Stored records
▼

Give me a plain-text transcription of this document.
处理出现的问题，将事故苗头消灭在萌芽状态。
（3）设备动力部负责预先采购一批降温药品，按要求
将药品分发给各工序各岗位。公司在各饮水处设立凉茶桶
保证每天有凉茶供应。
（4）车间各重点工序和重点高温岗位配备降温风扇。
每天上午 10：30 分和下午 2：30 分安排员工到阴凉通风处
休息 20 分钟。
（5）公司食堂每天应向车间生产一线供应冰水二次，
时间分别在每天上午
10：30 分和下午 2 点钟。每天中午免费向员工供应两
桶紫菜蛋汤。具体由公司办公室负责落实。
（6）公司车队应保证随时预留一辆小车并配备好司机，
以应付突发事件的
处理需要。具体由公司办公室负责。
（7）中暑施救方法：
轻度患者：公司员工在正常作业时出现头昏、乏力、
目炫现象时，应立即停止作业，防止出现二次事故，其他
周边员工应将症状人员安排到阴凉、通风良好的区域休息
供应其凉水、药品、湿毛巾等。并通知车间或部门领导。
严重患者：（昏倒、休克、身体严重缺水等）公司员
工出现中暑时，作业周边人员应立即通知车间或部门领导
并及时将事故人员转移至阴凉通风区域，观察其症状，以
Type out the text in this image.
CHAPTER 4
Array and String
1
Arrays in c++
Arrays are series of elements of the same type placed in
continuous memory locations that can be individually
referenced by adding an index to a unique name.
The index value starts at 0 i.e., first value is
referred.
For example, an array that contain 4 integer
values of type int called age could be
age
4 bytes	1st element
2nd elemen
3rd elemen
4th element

▲

**What to work on:** Go through the entries and repeat each one exactly.

**Written response:**
Give me a plain-text transcription of this document.
处理出现的问题，将事故苗头消灭在萌芽状态。
（3）设备动力部负责预先采购一批降温药品，按要求
将药品分发给各工序各岗位。公司在各饮水处设立凉茶桶
保证每天有凉茶供应。
（4）车间各重点工序和重点高温岗位配备降温风扇。
每天上午 10：30 分和下午 2：30 分安排员工到阴凉通风处
休息 20 分钟。
（5）公司食堂每天应向车间生产一线供应冰水二次，
时间分别在每天上午
10：30 分和下午 2 点钟。每天中午免费向员工供应两
桶紫菜蛋汤。具体由公司办公室负责落实。
（6）公司车队应保证随时预留一辆小车并配备好司机，
以应付突发事件的
处理需要。具体由公司办公室负责。
（7）中暑施救方法：
轻度患者：公司员工在正常作业时出现头昏、乏力、
目炫现象时，应立即停止作业，防止出现二次事故，其他
周边员工应将症状人员安排到阴凉、通风良好的区域休息
供应其凉水、药品、湿毛巾等。并通知车间或部门领导。
严重患者：（昏倒、休克、身体严重缺水等）公司员
工出现中暑时，作业周边人员应立即通知车间或部门领导
并及时将事故人员转移至阴凉通风区域，观察其症状，以
Type out the text in this image.
CHAPTER 4
Array and String
1
Arrays in c++
Arrays are series of elements of the same type placed in
continuous memory locations that can be individually
referenced by adding an index to a unique name.
The index value starts at 0 i.e., first value is
referred.
For example, an array that contain 4 integer
values of type int called age could be
age
4 bytes	1st element
2nd elemen
3rd elemen
4th element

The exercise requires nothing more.